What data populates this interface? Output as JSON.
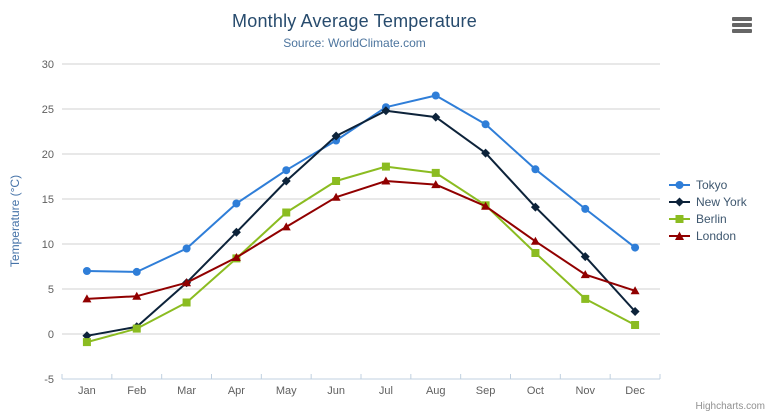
{
  "header": {
    "title": "Monthly Average Temperature",
    "subtitle": "Source: WorldClimate.com"
  },
  "export_menu": {
    "icon": "hamburger-menu-icon"
  },
  "credits": {
    "label": "Highcharts.com"
  },
  "legend": {
    "position": "right"
  },
  "chart_data": {
    "type": "line",
    "title": "Monthly Average Temperature",
    "subtitle": "Source: WorldClimate.com",
    "categories": [
      "Jan",
      "Feb",
      "Mar",
      "Apr",
      "May",
      "Jun",
      "Jul",
      "Aug",
      "Sep",
      "Oct",
      "Nov",
      "Dec"
    ],
    "xlabel": "",
    "ylabel": "Temperature (°C)",
    "ylim": [
      -5,
      30
    ],
    "ytick_interval": 5,
    "grid": true,
    "legend_position": "right",
    "series": [
      {
        "name": "Tokyo",
        "color": "#2f7ed8",
        "marker": "circle",
        "values": [
          7.0,
          6.9,
          9.5,
          14.5,
          18.2,
          21.5,
          25.2,
          26.5,
          23.3,
          18.3,
          13.9,
          9.6
        ]
      },
      {
        "name": "New York",
        "color": "#0d233a",
        "marker": "diamond",
        "values": [
          -0.2,
          0.8,
          5.7,
          11.3,
          17.0,
          22.0,
          24.8,
          24.1,
          20.1,
          14.1,
          8.6,
          2.5
        ]
      },
      {
        "name": "Berlin",
        "color": "#8bbc21",
        "marker": "square",
        "values": [
          -0.9,
          0.6,
          3.5,
          8.4,
          13.5,
          17.0,
          18.6,
          17.9,
          14.3,
          9.0,
          3.9,
          1.0
        ]
      },
      {
        "name": "London",
        "color": "#910000",
        "marker": "triangle",
        "values": [
          3.9,
          4.2,
          5.7,
          8.5,
          11.9,
          15.2,
          17.0,
          16.6,
          14.2,
          10.3,
          6.6,
          4.8
        ]
      }
    ]
  },
  "colors": {
    "title": "#274b6d",
    "subtitle": "#4d759e",
    "axis_label": "#606060",
    "axis_line": "#c0d0e0",
    "gridline": "#d2d2d2",
    "yaxis_title": "#4673a8",
    "legend_text": "#3e576f",
    "credits_text": "#909090",
    "menu_bars": "#666666"
  }
}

■ ■ ■ ■

Direction >> Copy each line of the records precisely and drop any images they hold.

Expected answer >>
What data populates this interface? Output as JSON.
{
  "header": {
    "title": "Monthly Average Temperature",
    "subtitle": "Source: WorldClimate.com"
  },
  "export_menu": {
    "icon": "hamburger-menu-icon"
  },
  "credits": {
    "label": "Highcharts.com"
  },
  "legend": {
    "position": "right"
  },
  "chart_data": {
    "type": "line",
    "title": "Monthly Average Temperature",
    "subtitle": "Source: WorldClimate.com",
    "categories": [
      "Jan",
      "Feb",
      "Mar",
      "Apr",
      "May",
      "Jun",
      "Jul",
      "Aug",
      "Sep",
      "Oct",
      "Nov",
      "Dec"
    ],
    "xlabel": "",
    "ylabel": "Temperature (°C)",
    "ylim": [
      -5,
      30
    ],
    "ytick_interval": 5,
    "grid": true,
    "legend_position": "right",
    "series": [
      {
        "name": "Tokyo",
        "color": "#2f7ed8",
        "marker": "circle",
        "values": [
          7.0,
          6.9,
          9.5,
          14.5,
          18.2,
          21.5,
          25.2,
          26.5,
          23.3,
          18.3,
          13.9,
          9.6
        ]
      },
      {
        "name": "New York",
        "color": "#0d233a",
        "marker": "diamond",
        "values": [
          -0.2,
          0.8,
          5.7,
          11.3,
          17.0,
          22.0,
          24.8,
          24.1,
          20.1,
          14.1,
          8.6,
          2.5
        ]
      },
      {
        "name": "Berlin",
        "color": "#8bbc21",
        "marker": "square",
        "values": [
          -0.9,
          0.6,
          3.5,
          8.4,
          13.5,
          17.0,
          18.6,
          17.9,
          14.3,
          9.0,
          3.9,
          1.0
        ]
      },
      {
        "name": "London",
        "color": "#910000",
        "marker": "triangle",
        "values": [
          3.9,
          4.2,
          5.7,
          8.5,
          11.9,
          15.2,
          17.0,
          16.6,
          14.2,
          10.3,
          6.6,
          4.8
        ]
      }
    ]
  },
  "colors": {
    "title": "#274b6d",
    "subtitle": "#4d759e",
    "axis_label": "#606060",
    "axis_line": "#c0d0e0",
    "gridline": "#d2d2d2",
    "yaxis_title": "#4673a8",
    "legend_text": "#3e576f",
    "credits_text": "#909090",
    "menu_bars": "#666666"
  }
}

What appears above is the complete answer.